» **Data supplied**:
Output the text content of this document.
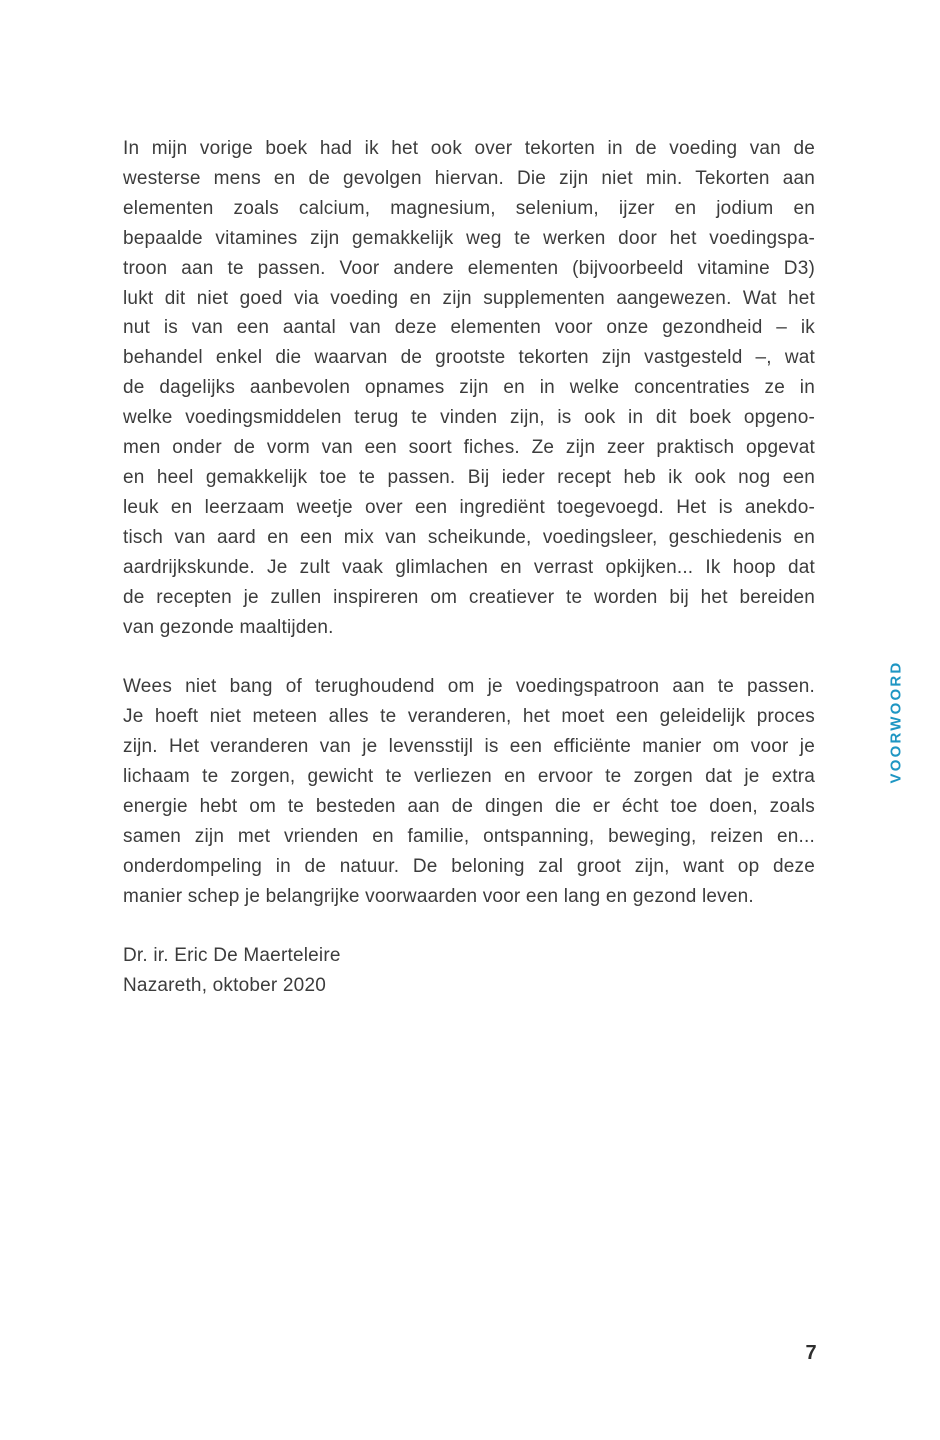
In mijn vorige boek had ik het ook over tekorten in de voeding van de
westerse mens en de gevolgen hiervan. Die zijn niet min. Tekorten aan
elementen zoals calcium, magnesium, selenium, ijzer en jodium en
bepaalde vitamines zijn gemakkelijk weg te werken door het voedingspa-
troon aan te passen. Voor andere elementen (bijvoorbeeld vitamine D3)
lukt dit niet goed via voeding en zijn supplementen aangewezen. Wat het
nut is van een aantal van deze elementen voor onze gezondheid – ik
behandel enkel die waarvan de grootste tekorten zijn vastgesteld –, wat
de dagelijks aanbevolen opnames zijn en in welke concentraties ze in
welke voedingsmiddelen terug te vinden zijn, is ook in dit boek opgeno-
men onder de vorm van een soort fiches. Ze zijn zeer praktisch opgevat
en heel gemakkelijk toe te passen. Bij ieder recept heb ik ook nog een
leuk en leerzaam weetje over een ingrediënt toegevoegd. Het is anekdo-
tisch van aard en een mix van scheikunde, voedingsleer, geschiedenis en
aardrijkskunde. Je zult vaak glimlachen en verrast opkijken... Ik hoop dat
de recepten je zullen inspireren om creatiever te worden bij het bereiden
van gezonde maaltijden.
Wees niet bang of terughoudend om je voedingspatroon aan te passen.
Je hoeft niet meteen alles te veranderen, het moet een geleidelijk proces
zijn. Het veranderen van je levensstijl is een efficiënte manier om voor je
lichaam te zorgen, gewicht te verliezen en ervoor te zorgen dat je extra
energie hebt om te besteden aan de dingen die er écht toe doen, zoals
samen zijn met vrienden en familie, ontspanning, beweging, reizen en...
onderdompeling in de natuur. De beloning zal groot zijn, want op deze
manier schep je belangrijke voorwaarden voor een lang en gezond leven.
Dr. ir. Eric De Maerteleire
Nazareth, oktober 2020
VOORWOORD
7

» **What you will do**: In the copy, include no pictures; restate the listing above exactly.

» **Exercise result**:
Output the text content of this document.
In mijn vorige boek had ik het ook over tekorten in de voeding van de
westerse mens en de gevolgen hiervan. Die zijn niet min. Tekorten aan
elementen zoals calcium, magnesium, selenium, ijzer en jodium en
bepaalde vitamines zijn gemakkelijk weg te werken door het voedingspa-
troon aan te passen. Voor andere elementen (bijvoorbeeld vitamine D3)
lukt dit niet goed via voeding en zijn supplementen aangewezen. Wat het
nut is van een aantal van deze elementen voor onze gezondheid – ik
behandel enkel die waarvan de grootste tekorten zijn vastgesteld –, wat
de dagelijks aanbevolen opnames zijn en in welke concentraties ze in
welke voedingsmiddelen terug te vinden zijn, is ook in dit boek opgeno-
men onder de vorm van een soort fiches. Ze zijn zeer praktisch opgevat
en heel gemakkelijk toe te passen. Bij ieder recept heb ik ook nog een
leuk en leerzaam weetje over een ingrediënt toegevoegd. Het is anekdo-
tisch van aard en een mix van scheikunde, voedingsleer, geschiedenis en
aardrijkskunde. Je zult vaak glimlachen en verrast opkijken... Ik hoop dat
de recepten je zullen inspireren om creatiever te worden bij het bereiden
van gezonde maaltijden.
Wees niet bang of terughoudend om je voedingspatroon aan te passen.
Je hoeft niet meteen alles te veranderen, het moet een geleidelijk proces
zijn. Het veranderen van je levensstijl is een efficiënte manier om voor je
lichaam te zorgen, gewicht te verliezen en ervoor te zorgen dat je extra
energie hebt om te besteden aan de dingen die er écht toe doen, zoals
samen zijn met vrienden en familie, ontspanning, beweging, reizen en...
onderdompeling in de natuur. De beloning zal groot zijn, want op deze
manier schep je belangrijke voorwaarden voor een lang en gezond leven.
Dr. ir. Eric De Maerteleire
Nazareth, oktober 2020
VOORWOORD
7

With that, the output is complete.